▸ Objective
Reply with one number only: the count of lines below that contain the word "ALELACELE".

(Stored data)
* start *

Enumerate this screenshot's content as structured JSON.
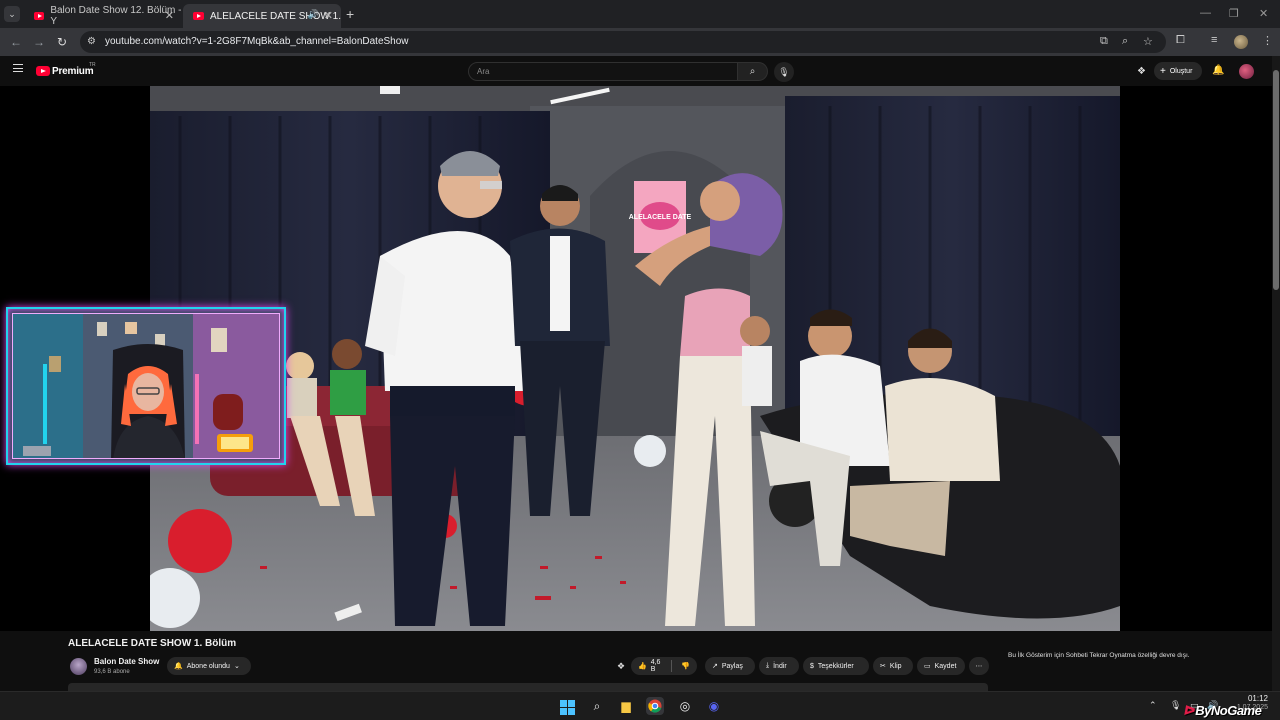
{
  "browser": {
    "tabs": [
      {
        "title": "Balon Date Show 12. Bölüm - Y",
        "close": "✕"
      },
      {
        "title": "ALELACELE DATE SHOW 1.",
        "close": "✕",
        "audio_icon": "speaker-icon"
      }
    ],
    "new_tab": "+",
    "url": "youtube.com/watch?v=1-2G8F7MqBk&ab_channel=BalonDateShow"
  },
  "youtube": {
    "brand": "Premium",
    "country": "TR",
    "search_placeholder": "Ara",
    "create_label": "Oluştur"
  },
  "video": {
    "title": "ALELACELE DATE SHOW 1. Bölüm",
    "channel_name": "Balon Date Show",
    "subscribers": "93,6 B abone",
    "subscribe_label": "Abone olundu",
    "likes": "4,6 B",
    "actions": {
      "share": "Paylaş",
      "download": "İndir",
      "thanks": "Teşekkürler",
      "clip": "Klip",
      "save": "Kaydet",
      "more": "⋯"
    },
    "chat_note": "Bu İlk Gösterim için Sohbeti Tekrar Oynatma özelliği devre dışı.",
    "poster_text": "ALELACELE DATE"
  },
  "taskbar": {
    "time": "01:12",
    "date": "1.07.2025"
  },
  "watermark": "ByNoGame",
  "colors": {
    "youtube_red": "#ff0033",
    "webcam_border": "#22d3ee",
    "webcam_glow": "#d946ef"
  }
}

* end *

▸ Solution to the problem
3